▶ Dataset entries
↓↓↓
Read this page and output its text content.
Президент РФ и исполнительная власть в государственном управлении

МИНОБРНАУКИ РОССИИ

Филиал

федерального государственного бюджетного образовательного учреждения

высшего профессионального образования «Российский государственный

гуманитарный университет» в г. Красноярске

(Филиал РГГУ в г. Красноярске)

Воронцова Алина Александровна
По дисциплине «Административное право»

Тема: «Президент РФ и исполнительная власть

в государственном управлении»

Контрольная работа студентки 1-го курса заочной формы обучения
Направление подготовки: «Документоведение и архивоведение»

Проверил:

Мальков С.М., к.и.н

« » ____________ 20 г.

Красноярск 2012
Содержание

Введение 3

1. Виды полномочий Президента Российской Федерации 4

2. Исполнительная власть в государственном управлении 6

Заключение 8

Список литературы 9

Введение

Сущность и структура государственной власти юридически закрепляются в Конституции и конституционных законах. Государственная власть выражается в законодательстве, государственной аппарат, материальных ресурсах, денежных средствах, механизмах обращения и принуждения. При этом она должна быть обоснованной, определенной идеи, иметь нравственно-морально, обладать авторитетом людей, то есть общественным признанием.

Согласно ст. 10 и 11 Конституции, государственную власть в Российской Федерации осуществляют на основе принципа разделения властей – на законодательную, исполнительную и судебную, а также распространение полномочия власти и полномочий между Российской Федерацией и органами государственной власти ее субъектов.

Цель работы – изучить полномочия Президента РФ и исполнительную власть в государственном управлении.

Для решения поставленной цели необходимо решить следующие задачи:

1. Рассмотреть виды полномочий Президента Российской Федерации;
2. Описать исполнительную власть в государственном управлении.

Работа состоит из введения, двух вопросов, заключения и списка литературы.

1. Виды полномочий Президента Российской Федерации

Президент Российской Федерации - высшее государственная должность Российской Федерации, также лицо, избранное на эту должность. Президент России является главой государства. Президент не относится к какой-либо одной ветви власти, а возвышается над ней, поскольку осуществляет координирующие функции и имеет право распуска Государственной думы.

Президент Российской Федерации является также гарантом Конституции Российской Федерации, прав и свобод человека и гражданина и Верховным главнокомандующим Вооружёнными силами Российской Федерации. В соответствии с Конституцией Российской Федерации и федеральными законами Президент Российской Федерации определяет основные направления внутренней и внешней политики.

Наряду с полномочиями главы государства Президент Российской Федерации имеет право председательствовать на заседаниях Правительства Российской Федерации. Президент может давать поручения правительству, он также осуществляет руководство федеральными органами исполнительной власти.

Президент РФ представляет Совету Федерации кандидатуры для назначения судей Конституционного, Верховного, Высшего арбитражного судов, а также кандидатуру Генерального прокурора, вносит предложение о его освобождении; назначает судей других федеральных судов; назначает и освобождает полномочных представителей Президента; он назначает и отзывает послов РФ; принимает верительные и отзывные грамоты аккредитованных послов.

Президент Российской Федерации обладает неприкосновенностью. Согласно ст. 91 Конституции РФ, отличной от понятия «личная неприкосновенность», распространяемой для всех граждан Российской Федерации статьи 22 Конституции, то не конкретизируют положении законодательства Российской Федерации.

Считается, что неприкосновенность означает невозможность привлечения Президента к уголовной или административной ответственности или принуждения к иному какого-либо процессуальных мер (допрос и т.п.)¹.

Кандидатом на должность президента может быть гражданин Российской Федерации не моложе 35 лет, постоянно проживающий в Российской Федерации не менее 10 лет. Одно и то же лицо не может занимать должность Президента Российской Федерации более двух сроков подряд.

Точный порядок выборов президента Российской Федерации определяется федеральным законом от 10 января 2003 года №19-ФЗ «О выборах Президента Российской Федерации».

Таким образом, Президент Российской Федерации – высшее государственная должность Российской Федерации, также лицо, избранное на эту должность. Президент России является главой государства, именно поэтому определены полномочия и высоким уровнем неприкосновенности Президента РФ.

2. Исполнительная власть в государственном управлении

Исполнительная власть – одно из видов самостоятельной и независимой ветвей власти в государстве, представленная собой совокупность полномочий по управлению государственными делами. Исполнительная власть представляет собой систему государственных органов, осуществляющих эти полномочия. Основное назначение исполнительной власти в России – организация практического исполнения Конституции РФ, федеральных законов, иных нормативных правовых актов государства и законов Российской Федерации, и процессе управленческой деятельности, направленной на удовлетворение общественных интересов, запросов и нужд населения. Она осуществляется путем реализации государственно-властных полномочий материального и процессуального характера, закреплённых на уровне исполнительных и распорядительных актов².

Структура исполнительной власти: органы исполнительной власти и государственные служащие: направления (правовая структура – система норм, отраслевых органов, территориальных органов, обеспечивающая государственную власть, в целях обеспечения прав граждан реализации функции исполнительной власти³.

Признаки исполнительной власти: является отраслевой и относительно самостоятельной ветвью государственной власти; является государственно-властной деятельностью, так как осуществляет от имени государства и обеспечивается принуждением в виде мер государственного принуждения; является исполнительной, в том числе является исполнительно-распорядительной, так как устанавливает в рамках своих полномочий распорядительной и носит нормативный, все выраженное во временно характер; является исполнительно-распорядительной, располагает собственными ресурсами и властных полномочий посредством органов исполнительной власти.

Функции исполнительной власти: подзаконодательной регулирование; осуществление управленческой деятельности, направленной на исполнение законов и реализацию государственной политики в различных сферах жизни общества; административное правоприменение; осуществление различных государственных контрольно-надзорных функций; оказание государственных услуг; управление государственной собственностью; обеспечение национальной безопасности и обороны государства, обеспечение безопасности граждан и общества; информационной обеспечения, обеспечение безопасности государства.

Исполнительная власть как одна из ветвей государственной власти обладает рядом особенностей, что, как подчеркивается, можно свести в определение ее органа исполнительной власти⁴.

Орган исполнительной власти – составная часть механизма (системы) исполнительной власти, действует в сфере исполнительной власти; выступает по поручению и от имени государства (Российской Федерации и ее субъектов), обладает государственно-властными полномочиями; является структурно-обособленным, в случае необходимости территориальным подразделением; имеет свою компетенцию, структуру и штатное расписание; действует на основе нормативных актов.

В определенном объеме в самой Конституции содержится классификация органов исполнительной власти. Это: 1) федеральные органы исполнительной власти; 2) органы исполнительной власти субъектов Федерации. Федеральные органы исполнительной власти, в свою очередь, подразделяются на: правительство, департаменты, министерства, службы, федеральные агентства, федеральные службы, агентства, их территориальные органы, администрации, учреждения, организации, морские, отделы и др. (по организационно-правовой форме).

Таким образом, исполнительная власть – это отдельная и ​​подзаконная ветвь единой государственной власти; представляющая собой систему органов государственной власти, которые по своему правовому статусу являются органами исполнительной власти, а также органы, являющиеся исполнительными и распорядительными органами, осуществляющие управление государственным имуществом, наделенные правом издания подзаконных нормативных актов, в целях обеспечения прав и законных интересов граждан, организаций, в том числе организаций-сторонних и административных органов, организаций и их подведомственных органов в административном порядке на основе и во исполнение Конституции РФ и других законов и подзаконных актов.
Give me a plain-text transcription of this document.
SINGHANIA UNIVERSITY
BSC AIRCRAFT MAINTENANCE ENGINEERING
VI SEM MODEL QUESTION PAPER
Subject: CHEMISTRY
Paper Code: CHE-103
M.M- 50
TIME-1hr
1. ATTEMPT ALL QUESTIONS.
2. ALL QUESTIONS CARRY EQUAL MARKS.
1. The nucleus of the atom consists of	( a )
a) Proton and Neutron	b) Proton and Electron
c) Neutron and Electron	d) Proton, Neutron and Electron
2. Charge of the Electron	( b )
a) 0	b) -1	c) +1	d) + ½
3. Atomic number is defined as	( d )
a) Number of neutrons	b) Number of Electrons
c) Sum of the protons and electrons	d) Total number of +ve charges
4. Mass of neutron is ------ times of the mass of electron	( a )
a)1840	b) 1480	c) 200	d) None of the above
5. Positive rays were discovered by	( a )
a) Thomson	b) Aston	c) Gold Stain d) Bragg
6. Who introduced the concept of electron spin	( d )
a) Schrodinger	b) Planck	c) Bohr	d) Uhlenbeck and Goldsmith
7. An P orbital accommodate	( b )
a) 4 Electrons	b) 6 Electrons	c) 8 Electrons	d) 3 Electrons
↑↑↑
▶ Written task
In the listing, find every line containing the word "полномочиями" and list it.

▶ Result
Наряду с полномочиями главы государства Президент Российской Федерации имеет право председательствовать на заседаниях Правительства Российской Федерации. Президент может давать поручения правительству, он также осуществляет руководство федеральными органами исполнительной власти.
Орган исполнительной власти – составная часть механизма (системы) исполнительной власти, действует в сфере исполнительной власти; выступает по поручению и от имени государства (Российской Федерации и ее субъектов), обладает государственно-властными полномочиями; является структурно-обособленным, в случае необходимости территориальным подразделением; имеет свою компетенцию, структуру и штатное расписание; действует на основе нормативных актов.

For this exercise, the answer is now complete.